◆ **DIRECTIONS FOR THIS TASK**: Below are the records; pull every line that includes "Shoulder".

+++++

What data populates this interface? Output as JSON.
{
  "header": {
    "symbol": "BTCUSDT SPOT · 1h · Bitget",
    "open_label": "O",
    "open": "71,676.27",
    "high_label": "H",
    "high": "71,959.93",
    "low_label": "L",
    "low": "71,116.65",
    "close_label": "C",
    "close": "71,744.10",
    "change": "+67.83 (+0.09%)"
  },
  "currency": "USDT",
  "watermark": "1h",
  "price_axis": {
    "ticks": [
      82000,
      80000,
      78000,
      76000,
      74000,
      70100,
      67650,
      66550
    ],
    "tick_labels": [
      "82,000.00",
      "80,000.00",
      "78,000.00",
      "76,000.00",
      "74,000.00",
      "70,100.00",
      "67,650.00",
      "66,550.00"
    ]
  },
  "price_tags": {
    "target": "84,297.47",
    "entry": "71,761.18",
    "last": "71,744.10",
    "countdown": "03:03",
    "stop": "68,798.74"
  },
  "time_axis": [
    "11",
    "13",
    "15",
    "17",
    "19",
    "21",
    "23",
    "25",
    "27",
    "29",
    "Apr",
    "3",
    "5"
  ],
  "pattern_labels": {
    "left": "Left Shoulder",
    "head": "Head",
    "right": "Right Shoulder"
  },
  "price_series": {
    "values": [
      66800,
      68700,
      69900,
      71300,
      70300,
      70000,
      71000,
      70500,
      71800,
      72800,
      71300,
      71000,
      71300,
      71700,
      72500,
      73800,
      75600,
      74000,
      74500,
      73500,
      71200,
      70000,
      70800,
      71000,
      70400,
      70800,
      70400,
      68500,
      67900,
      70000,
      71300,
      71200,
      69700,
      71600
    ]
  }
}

+++++

◆ **ANSWER TO THE EXERCISE**:
    "left": "Left Shoulder",
    "right": "Right Shoulder"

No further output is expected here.